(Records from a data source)
■ ■ ■ ■
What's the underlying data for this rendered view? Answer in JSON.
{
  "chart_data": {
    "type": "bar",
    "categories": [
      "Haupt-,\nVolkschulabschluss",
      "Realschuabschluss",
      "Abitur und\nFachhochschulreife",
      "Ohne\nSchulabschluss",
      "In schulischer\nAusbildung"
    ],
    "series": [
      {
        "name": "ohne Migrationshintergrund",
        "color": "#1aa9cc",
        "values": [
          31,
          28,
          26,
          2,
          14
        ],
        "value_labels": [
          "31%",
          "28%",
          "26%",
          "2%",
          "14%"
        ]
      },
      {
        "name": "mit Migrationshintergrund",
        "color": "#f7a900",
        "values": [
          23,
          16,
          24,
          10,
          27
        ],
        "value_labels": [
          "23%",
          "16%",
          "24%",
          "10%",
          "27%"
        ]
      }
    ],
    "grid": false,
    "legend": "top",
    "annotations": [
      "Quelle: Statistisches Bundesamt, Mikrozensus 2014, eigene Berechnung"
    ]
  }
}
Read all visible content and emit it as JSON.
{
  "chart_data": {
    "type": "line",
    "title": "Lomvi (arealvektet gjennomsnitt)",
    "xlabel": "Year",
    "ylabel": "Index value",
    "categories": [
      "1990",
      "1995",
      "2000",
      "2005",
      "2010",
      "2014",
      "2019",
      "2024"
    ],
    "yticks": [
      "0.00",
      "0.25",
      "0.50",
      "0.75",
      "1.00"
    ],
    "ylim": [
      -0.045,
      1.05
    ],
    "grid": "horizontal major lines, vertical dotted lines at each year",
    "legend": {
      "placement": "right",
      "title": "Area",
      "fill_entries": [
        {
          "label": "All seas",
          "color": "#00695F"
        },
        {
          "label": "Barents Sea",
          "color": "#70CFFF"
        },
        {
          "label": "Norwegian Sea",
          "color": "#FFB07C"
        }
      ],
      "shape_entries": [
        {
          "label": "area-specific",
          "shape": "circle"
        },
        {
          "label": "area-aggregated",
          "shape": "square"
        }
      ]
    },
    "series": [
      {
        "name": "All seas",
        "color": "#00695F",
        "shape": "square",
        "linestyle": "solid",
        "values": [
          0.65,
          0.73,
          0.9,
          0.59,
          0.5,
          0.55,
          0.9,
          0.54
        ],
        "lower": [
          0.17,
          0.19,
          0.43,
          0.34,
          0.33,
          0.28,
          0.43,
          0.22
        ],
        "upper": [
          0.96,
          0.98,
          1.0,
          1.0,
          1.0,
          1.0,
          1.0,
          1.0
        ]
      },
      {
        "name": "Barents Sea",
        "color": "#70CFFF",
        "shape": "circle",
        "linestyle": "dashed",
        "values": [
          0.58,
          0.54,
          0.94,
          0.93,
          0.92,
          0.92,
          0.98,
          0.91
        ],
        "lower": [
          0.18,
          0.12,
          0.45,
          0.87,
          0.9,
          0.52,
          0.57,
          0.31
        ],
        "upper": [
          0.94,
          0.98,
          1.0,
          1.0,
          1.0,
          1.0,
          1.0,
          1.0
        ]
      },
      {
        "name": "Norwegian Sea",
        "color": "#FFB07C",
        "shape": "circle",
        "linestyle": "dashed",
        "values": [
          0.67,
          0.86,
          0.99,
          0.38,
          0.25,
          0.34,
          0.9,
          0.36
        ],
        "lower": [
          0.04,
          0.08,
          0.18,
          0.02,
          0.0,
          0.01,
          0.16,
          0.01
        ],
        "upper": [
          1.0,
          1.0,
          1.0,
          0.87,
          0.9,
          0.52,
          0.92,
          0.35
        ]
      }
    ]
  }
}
■ ■ ■ ■
- **TASK BRIEF**: Each record should come back exactly as written.

- **RESPONSE**:
What's the underlying data for this rendered view? Answer in JSON.
{
  "chart_data": {
    "type": "bar",
    "categories": [
      "Haupt-,\nVolkschulabschluss",
      "Realschuabschluss",
      "Abitur und\nFachhochschulreife",
      "Ohne\nSchulabschluss",
      "In schulischer\nAusbildung"
    ],
    "series": [
      {
        "name": "ohne Migrationshintergrund",
        "color": "#1aa9cc",
        "values": [
          31,
          28,
          26,
          2,
          14
        ],
        "value_labels": [
          "31%",
          "28%",
          "26%",
          "2%",
          "14%"
        ]
      },
      {
        "name": "mit Migrationshintergrund",
        "color": "#f7a900",
        "values": [
          23,
          16,
          24,
          10,
          27
        ],
        "value_labels": [
          "23%",
          "16%",
          "24%",
          "10%",
          "27%"
        ]
      }
    ],
    "grid": false,
    "legend": "top",
    "annotations": [
      "Quelle: Statistisches Bundesamt, Mikrozensus 2014, eigene Berechnung"
    ]
  }
}
Read all visible content and emit it as JSON.
{
  "chart_data": {
    "type": "line",
    "title": "Lomvi (arealvektet gjennomsnitt)",
    "xlabel": "Year",
    "ylabel": "Index value",
    "categories": [
      "1990",
      "1995",
      "2000",
      "2005",
      "2010",
      "2014",
      "2019",
      "2024"
    ],
    "yticks": [
      "0.00",
      "0.25",
      "0.50",
      "0.75",
      "1.00"
    ],
    "ylim": [
      -0.045,
      1.05
    ],
    "grid": "horizontal major lines, vertical dotted lines at each year",
    "legend": {
      "placement": "right",
      "title": "Area",
      "fill_entries": [
        {
          "label": "All seas",
          "color": "#00695F"
        },
        {
          "label": "Barents Sea",
          "color": "#70CFFF"
        },
        {
          "label": "Norwegian Sea",
          "color": "#FFB07C"
        }
      ],
      "shape_entries": [
        {
          "label": "area-specific",
          "shape": "circle"
        },
        {
          "label": "area-aggregated",
          "shape": "square"
        }
      ]
    },
    "series": [
      {
        "name": "All seas",
        "color": "#00695F",
        "shape": "square",
        "linestyle": "solid",
        "values": [
          0.65,
          0.73,
          0.9,
          0.59,
          0.5,
          0.55,
          0.9,
          0.54
        ],
        "lower": [
          0.17,
          0.19,
          0.43,
          0.34,
          0.33,
          0.28,
          0.43,
          0.22
        ],
        "upper": [
          0.96,
          0.98,
          1.0,
          1.0,
          1.0,
          1.0,
          1.0,
          1.0
        ]
      },
      {
        "name": "Barents Sea",
        "color": "#70CFFF",
        "shape": "circle",
        "linestyle": "dashed",
        "values": [
          0.58,
          0.54,
          0.94,
          0.93,
          0.92,
          0.92,
          0.98,
          0.91
        ],
        "lower": [
          0.18,
          0.12,
          0.45,
          0.87,
          0.9,
          0.52,
          0.57,
          0.31
        ],
        "upper": [
          0.94,
          0.98,
          1.0,
          1.0,
          1.0,
          1.0,
          1.0,
          1.0
        ]
      },
      {
        "name": "Norwegian Sea",
        "color": "#FFB07C",
        "shape": "circle",
        "linestyle": "dashed",
        "values": [
          0.67,
          0.86,
          0.99,
          0.38,
          0.25,
          0.34,
          0.9,
          0.36
        ],
        "lower": [
          0.04,
          0.08,
          0.18,
          0.02,
          0.0,
          0.01,
          0.16,
          0.01
        ],
        "upper": [
          1.0,
          1.0,
          1.0,
          0.87,
          0.9,
          0.52,
          0.92,
          0.35
        ]
      }
    ]
  }
}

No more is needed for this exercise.